### Exercise details
Give the total number of lines with the word "Волгодонске" in them, and no other words.

### Information provided
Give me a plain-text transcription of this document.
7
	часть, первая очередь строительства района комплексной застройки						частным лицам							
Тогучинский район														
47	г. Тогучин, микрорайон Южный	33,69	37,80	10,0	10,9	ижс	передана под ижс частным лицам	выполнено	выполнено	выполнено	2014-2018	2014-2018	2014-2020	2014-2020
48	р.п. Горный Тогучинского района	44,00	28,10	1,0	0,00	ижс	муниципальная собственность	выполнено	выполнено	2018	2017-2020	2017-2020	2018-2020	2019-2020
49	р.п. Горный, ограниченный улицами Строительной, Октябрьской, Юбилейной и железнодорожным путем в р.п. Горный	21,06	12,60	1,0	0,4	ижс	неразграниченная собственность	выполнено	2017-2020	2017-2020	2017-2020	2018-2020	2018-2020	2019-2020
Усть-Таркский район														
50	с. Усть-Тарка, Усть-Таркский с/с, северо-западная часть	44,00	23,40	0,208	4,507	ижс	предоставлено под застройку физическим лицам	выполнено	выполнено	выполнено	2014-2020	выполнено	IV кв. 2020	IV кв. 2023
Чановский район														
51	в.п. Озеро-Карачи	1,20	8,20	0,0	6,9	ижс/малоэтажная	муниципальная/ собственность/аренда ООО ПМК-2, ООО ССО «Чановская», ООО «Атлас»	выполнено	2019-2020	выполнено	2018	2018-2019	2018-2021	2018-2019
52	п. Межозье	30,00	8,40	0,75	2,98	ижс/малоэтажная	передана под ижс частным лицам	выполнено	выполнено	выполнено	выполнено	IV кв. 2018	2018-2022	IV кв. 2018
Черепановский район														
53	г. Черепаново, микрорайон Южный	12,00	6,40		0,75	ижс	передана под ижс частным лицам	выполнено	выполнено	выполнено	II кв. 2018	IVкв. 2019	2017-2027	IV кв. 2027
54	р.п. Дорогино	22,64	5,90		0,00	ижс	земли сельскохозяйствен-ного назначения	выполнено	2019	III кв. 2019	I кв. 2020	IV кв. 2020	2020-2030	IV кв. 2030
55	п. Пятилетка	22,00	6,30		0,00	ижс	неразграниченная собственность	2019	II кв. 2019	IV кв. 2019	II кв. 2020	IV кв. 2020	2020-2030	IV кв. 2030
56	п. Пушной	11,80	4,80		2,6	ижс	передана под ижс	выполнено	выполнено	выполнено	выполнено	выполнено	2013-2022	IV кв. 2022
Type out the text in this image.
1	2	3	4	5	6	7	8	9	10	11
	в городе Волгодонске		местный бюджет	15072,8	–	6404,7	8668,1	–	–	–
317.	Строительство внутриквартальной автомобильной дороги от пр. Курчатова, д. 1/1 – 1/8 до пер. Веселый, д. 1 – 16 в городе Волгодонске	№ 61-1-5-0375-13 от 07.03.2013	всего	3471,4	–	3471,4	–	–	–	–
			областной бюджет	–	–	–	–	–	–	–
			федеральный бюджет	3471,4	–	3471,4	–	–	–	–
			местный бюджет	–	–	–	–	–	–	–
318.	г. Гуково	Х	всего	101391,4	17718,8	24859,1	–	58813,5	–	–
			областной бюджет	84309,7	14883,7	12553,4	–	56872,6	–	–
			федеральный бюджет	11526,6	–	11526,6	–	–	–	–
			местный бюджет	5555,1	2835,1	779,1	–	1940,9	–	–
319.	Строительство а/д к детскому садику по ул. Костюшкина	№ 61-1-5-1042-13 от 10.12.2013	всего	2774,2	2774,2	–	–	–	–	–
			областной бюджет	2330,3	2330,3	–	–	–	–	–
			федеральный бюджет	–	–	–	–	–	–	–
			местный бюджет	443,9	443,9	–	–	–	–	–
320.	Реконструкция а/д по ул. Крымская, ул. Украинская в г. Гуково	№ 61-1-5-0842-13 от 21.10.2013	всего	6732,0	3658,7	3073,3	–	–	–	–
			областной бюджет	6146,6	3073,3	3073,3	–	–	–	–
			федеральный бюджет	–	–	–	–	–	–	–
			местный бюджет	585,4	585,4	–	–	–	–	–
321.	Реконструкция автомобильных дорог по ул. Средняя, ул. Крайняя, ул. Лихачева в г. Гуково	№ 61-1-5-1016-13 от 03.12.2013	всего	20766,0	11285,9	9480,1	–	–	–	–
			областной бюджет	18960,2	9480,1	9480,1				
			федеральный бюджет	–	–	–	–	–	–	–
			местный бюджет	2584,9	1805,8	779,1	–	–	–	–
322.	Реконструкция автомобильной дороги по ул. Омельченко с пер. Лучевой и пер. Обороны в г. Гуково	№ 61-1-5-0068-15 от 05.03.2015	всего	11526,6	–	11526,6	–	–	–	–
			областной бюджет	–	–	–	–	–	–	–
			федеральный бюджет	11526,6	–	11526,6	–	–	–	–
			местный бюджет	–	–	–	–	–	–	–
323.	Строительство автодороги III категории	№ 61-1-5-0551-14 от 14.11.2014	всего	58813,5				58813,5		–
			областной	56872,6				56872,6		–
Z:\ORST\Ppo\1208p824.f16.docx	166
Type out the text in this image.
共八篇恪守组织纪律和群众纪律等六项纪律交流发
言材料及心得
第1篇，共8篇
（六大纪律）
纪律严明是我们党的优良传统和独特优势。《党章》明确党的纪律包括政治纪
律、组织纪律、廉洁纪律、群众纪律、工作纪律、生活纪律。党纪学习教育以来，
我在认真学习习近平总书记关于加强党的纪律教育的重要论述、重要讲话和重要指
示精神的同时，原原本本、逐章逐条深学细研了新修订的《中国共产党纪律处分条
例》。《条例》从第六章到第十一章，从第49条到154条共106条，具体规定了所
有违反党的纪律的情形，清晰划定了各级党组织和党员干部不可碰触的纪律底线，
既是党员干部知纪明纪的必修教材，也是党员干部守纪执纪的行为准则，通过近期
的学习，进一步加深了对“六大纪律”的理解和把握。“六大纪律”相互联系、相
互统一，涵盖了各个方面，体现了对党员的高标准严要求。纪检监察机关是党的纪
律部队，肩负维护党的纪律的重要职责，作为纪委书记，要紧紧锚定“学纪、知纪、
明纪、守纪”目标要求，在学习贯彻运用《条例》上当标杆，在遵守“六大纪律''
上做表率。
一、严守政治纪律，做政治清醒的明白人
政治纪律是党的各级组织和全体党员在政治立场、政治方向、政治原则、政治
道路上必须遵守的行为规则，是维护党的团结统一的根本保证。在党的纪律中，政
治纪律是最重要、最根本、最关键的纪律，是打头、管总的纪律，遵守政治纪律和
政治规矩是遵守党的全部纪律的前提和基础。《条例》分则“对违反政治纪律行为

### Output for this task
2